TASK STATEMENT:
Check every line for the word "JSON" and state how many lines have it. Reply with the number alone.

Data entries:
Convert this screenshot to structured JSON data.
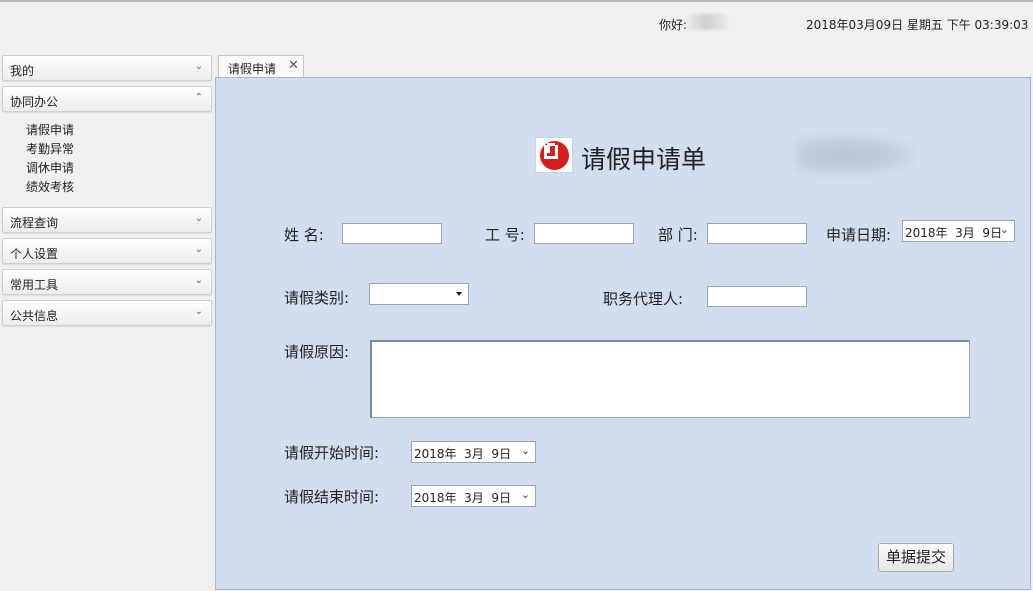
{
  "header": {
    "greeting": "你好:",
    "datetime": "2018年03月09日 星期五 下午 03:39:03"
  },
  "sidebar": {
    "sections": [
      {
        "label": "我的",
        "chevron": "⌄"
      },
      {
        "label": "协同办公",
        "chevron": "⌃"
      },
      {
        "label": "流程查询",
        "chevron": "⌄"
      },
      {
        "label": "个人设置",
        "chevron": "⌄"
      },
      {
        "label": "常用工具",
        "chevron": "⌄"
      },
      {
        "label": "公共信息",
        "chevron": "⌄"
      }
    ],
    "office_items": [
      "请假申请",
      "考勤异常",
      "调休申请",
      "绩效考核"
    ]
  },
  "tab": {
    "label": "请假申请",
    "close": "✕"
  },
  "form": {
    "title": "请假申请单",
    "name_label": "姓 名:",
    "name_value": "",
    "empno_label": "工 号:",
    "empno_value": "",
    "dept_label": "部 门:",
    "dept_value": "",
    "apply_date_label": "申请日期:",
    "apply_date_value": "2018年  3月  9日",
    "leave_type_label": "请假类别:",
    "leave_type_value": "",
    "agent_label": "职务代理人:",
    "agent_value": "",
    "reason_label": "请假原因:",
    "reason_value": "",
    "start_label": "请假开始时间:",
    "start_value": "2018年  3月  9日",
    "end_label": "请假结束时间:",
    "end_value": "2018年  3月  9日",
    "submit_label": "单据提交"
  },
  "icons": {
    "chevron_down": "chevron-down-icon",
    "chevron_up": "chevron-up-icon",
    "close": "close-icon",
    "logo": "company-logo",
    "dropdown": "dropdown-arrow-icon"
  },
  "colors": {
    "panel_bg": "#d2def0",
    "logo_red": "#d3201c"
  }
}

==

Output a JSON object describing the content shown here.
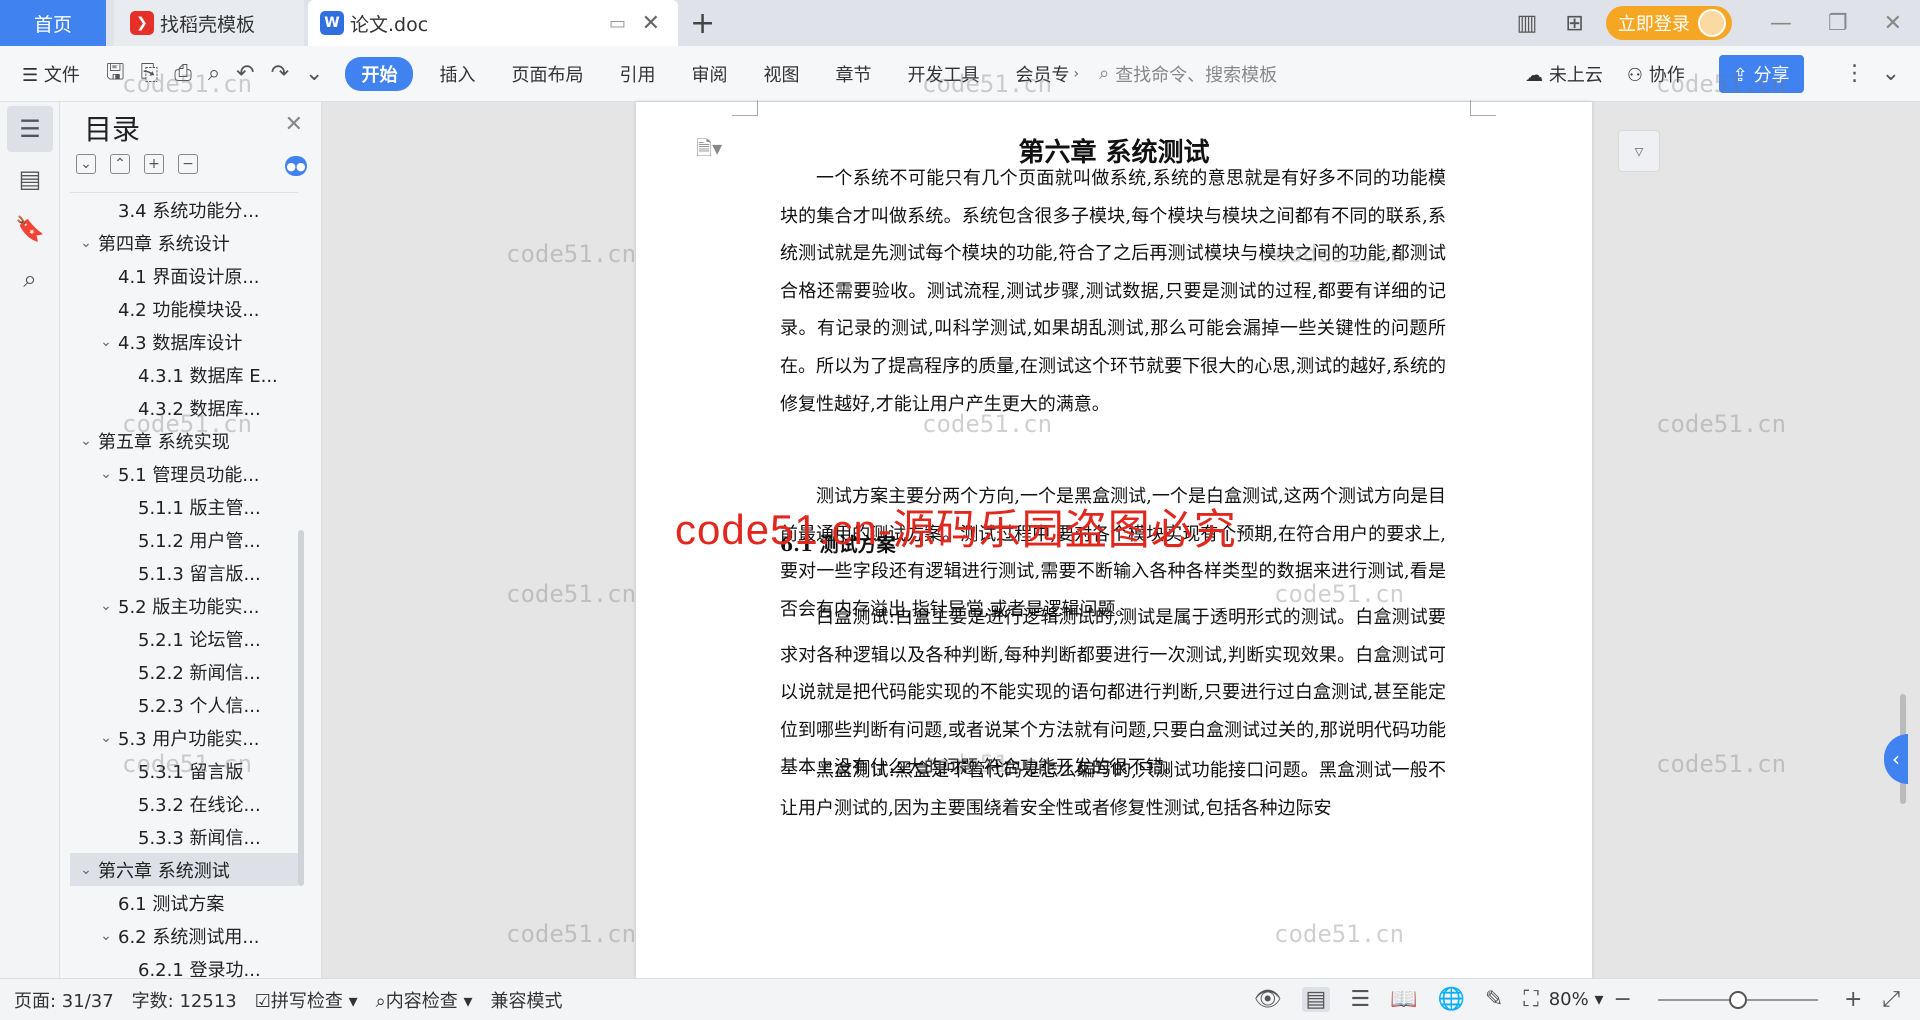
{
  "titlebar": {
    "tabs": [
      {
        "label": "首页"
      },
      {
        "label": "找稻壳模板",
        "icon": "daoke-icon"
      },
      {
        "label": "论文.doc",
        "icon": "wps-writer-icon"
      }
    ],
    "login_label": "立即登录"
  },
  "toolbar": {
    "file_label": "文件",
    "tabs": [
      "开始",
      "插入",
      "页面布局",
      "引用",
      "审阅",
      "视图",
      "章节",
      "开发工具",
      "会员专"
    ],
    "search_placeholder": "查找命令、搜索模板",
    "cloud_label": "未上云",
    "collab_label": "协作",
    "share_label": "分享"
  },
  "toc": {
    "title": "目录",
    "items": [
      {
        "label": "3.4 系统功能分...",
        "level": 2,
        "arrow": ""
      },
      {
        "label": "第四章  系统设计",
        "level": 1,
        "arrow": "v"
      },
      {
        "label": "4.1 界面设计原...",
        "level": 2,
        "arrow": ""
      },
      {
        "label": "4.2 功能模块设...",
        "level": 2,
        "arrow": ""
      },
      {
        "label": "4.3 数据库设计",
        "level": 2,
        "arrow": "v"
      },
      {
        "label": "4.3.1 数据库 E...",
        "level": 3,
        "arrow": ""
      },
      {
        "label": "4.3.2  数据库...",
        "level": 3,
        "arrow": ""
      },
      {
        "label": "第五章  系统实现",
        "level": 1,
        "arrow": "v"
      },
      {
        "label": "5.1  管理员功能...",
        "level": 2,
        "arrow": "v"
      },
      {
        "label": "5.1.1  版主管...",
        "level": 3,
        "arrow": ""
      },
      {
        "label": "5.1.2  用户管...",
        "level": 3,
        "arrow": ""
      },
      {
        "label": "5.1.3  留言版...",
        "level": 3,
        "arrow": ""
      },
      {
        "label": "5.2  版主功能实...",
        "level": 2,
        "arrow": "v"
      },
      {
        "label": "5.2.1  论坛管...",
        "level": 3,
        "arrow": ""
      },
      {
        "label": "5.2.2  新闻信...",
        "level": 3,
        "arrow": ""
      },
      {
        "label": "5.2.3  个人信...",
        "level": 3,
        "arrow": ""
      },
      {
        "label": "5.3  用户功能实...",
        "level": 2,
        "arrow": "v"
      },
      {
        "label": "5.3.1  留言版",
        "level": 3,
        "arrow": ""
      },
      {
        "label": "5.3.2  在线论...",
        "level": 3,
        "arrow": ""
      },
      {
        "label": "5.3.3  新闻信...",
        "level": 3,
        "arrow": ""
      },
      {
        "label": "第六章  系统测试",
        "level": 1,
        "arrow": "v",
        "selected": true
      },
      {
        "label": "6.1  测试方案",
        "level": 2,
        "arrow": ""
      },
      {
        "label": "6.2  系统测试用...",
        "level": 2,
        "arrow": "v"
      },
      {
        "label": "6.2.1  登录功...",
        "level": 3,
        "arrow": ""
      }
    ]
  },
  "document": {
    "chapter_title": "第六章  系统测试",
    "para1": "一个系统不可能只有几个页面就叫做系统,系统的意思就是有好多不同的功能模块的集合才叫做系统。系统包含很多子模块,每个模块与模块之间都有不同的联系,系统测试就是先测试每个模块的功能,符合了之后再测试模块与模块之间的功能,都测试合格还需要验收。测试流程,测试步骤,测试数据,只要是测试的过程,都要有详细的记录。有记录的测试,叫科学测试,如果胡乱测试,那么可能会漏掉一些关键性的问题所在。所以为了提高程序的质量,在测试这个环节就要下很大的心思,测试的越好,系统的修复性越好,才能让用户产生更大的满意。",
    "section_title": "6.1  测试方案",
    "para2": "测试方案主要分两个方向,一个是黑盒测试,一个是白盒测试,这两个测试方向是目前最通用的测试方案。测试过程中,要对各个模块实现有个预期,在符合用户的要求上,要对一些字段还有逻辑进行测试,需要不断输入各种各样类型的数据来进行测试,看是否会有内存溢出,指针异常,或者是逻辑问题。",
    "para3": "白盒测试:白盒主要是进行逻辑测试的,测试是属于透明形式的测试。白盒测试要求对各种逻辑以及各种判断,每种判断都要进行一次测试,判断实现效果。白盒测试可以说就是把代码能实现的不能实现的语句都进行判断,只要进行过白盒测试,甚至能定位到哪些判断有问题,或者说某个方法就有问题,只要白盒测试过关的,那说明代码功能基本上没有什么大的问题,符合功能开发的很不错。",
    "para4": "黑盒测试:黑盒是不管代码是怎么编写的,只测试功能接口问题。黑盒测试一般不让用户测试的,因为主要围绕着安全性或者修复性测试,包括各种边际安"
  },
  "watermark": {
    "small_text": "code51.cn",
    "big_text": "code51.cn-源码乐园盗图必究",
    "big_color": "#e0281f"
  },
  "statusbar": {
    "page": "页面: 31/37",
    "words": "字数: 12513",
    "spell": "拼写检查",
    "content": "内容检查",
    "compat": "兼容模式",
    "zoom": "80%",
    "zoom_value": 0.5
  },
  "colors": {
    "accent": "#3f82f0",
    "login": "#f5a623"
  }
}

EXERCISE OUTPUT:
2